# What the exercise asks:
Reproduce the data exactly and drop any pictures it holds.

# Listing:
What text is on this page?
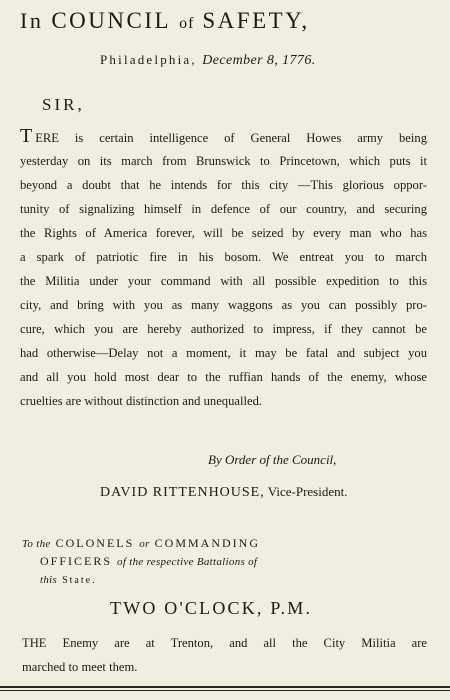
In COUNCIL of SAFETY,
Philadelphia, December 8, 1776.
SIR,
TERE is certain intelligence of General Howes army being
yesterday on its march from Brunswick to Princetown, which puts it
beyond a doubt that he intends for this city —This glorious oppor-
tunity of signalizing himself in defence of our country, and securing
the Rights of America forever, will be seized by every man who has
a spark of patriotic fire in his bosom. We entreat you to march
the Militia under your command with all possible expedition to this
city, and bring with you as many waggons as you can possibly pro-
cure, which you are hereby authorized to impress, if they cannot be
had otherwise—Delay not a moment, it may be fatal and subject you
and all you hold most dear to the ruffian hands of the enemy, whose
cruelties are without distinction and unequalled.
By Order of the Council,
DAVID RITTENHOUSE, Vice-President.
To the COLONELS or COMMANDING
OFFICERS of the respective Battalions of
this State.
TWO O'CLOCK, P.M.
THE Enemy are at Trenton, and all the City Militia are
marched to meet them.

# Result:
What text is on this page?
In COUNCIL of SAFETY,
Philadelphia, December 8, 1776.
SIR,
TERE is certain intelligence of General Howes army being
yesterday on its march from Brunswick to Princetown, which puts it
beyond a doubt that he intends for this city —This glorious oppor-
tunity of signalizing himself in defence of our country, and securing
the Rights of America forever, will be seized by every man who has
a spark of patriotic fire in his bosom. We entreat you to march
the Militia under your command with all possible expedition to this
city, and bring with you as many waggons as you can possibly pro-
cure, which you are hereby authorized to impress, if they cannot be
had otherwise—Delay not a moment, it may be fatal and subject you
and all you hold most dear to the ruffian hands of the enemy, whose
cruelties are without distinction and unequalled.
By Order of the Council,
DAVID RITTENHOUSE, Vice-President.
To the COLONELS or COMMANDING
OFFICERS of the respective Battalions of
this State.
TWO O'CLOCK, P.M.
THE Enemy are at Trenton, and all the City Militia are
marched to meet them.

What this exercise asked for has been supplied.